====== DATASET ENTRIES ======
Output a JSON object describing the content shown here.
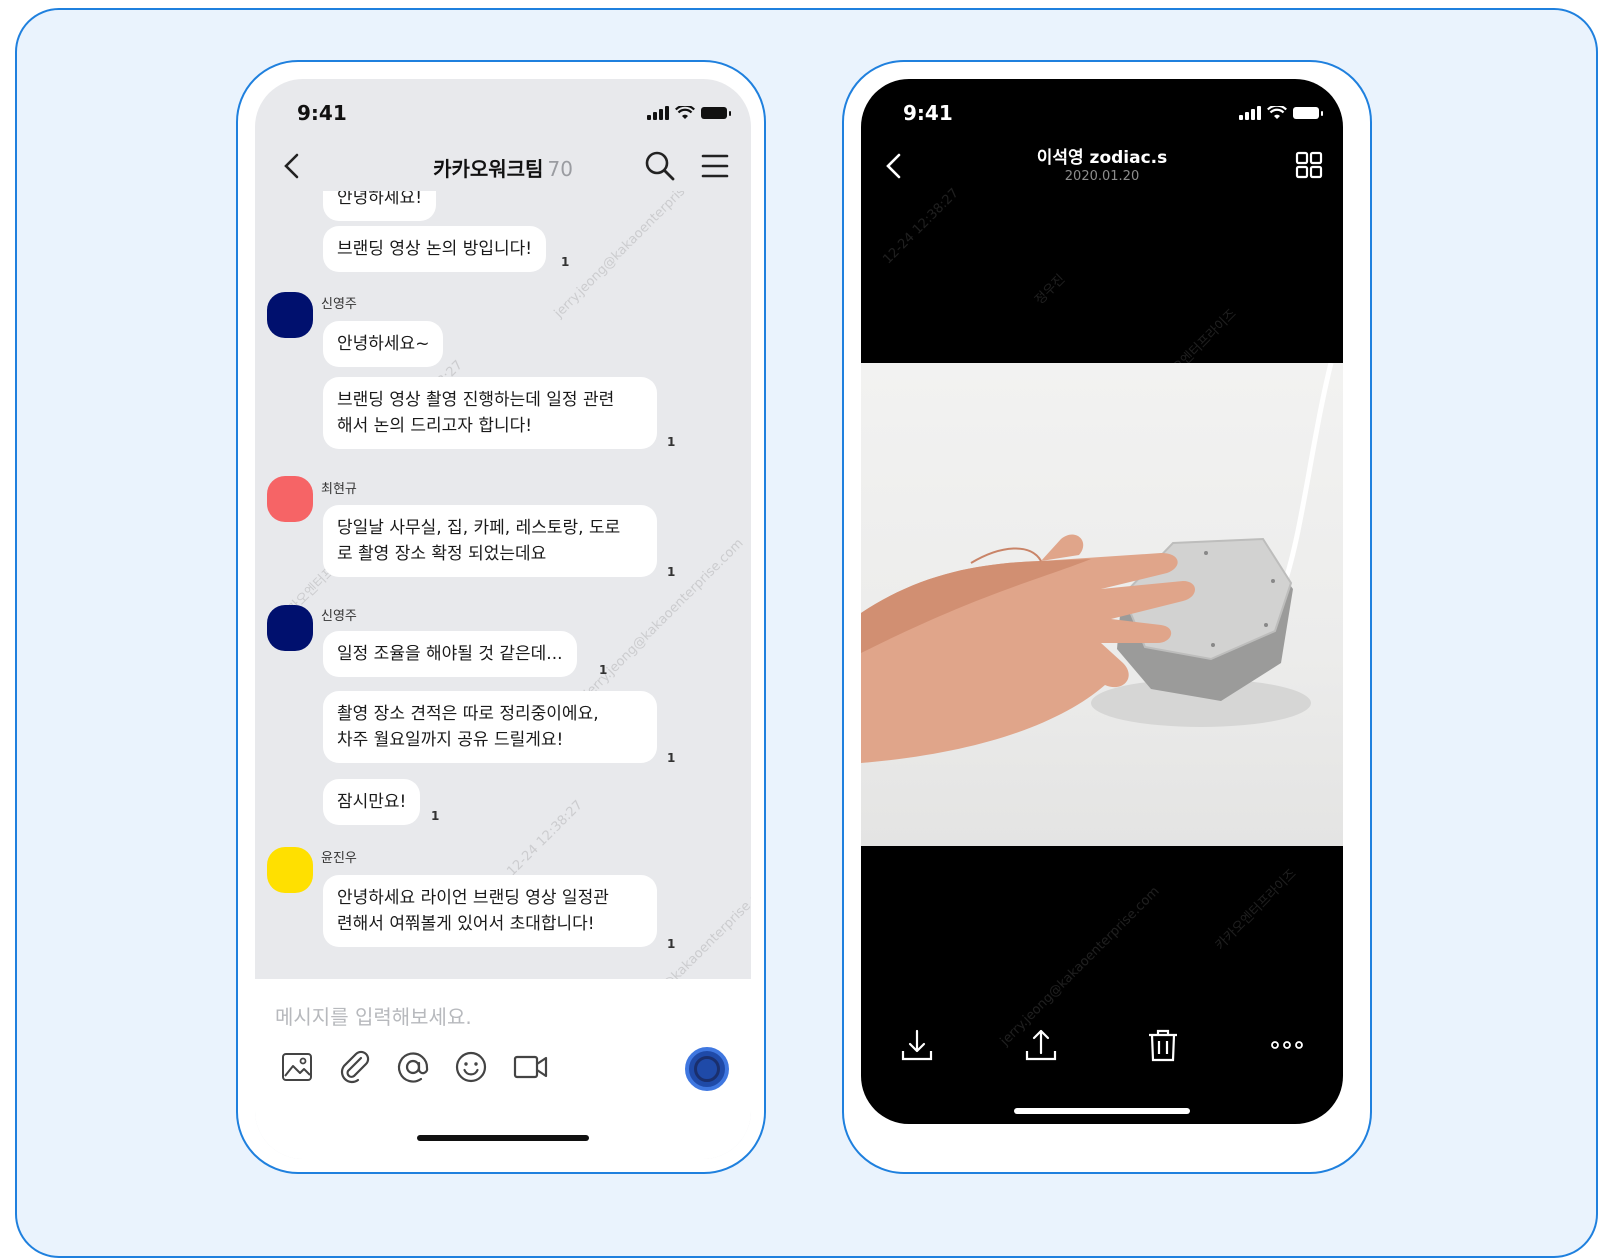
{
  "chat": {
    "status_time": "9:41",
    "header": {
      "title": "카카오워크팀",
      "member_count": "70"
    },
    "messages": [
      {
        "type": "bubble",
        "text": "안녕하세요!",
        "read": ""
      },
      {
        "type": "bubble",
        "text": "브랜딩 영상 논의 방입니다!",
        "read": "1"
      },
      {
        "type": "sender",
        "name": "신영주",
        "avatar_color": "#00106e"
      },
      {
        "type": "bubble",
        "text": "안녕하세요~",
        "read": ""
      },
      {
        "type": "bubble",
        "text_lines": [
          "브랜딩 영상 촬영 진행하는데 일정 관련",
          "해서 논의 드리고자 합니다!"
        ],
        "read": "1"
      },
      {
        "type": "sender",
        "name": "최현규",
        "avatar_color": "#f66466"
      },
      {
        "type": "bubble",
        "text_lines": [
          "당일날 사무실, 집, 카페, 레스토랑, 도로",
          "로 촬영 장소 확정 되었는데요"
        ],
        "read": "1"
      },
      {
        "type": "sender",
        "name": "신영주",
        "avatar_color": "#00106e"
      },
      {
        "type": "bubble",
        "text": "일정 조율을 해야될 것 같은데...",
        "read": "1"
      },
      {
        "type": "bubble",
        "text_lines": [
          "촬영 장소 견적은 따로 정리중이에요,",
          "차주 월요일까지 공유 드릴게요!"
        ],
        "read": "1"
      },
      {
        "type": "bubble",
        "text": "잠시만요!",
        "read": "1"
      },
      {
        "type": "sender",
        "name": "윤진우",
        "avatar_color": "#ffe000"
      },
      {
        "type": "bubble",
        "text_lines": [
          "안녕하세요 라이언 브랜딩 영상 일정관",
          "련해서 여쭤볼게 있어서 초대합니다!"
        ],
        "read": "1"
      }
    ],
    "composer": {
      "placeholder": "메시지를 입력해보세요.",
      "tools": [
        "image-icon",
        "paperclip-icon",
        "mention-icon",
        "emoji-icon",
        "video-icon"
      ],
      "send_icon": "send-circle-icon"
    }
  },
  "photo_viewer": {
    "status_time": "9:41",
    "title": "이석영 zodiac.s",
    "date": "2020.01.20",
    "grid_icon": "grid-icon",
    "photo_description": "hand touching grey speaker device",
    "tools": [
      "download-icon",
      "share-icon",
      "trash-icon",
      "more-icon"
    ]
  },
  "watermark": {
    "texts": [
      "jerry.jeong@kakaoenterprise.com",
      "정우진",
      "카카오엔터프라이즈",
      "12-24 12:38:27"
    ]
  },
  "colors": {
    "accent": "#1f80de",
    "card_bg": "#eaf3fd",
    "chat_bg": "#e8e9ec"
  }
}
======
§ GOAL
Note how many lines in the listing above hold the string "icon", then give only that figure.

§ FINISHED ANSWER
11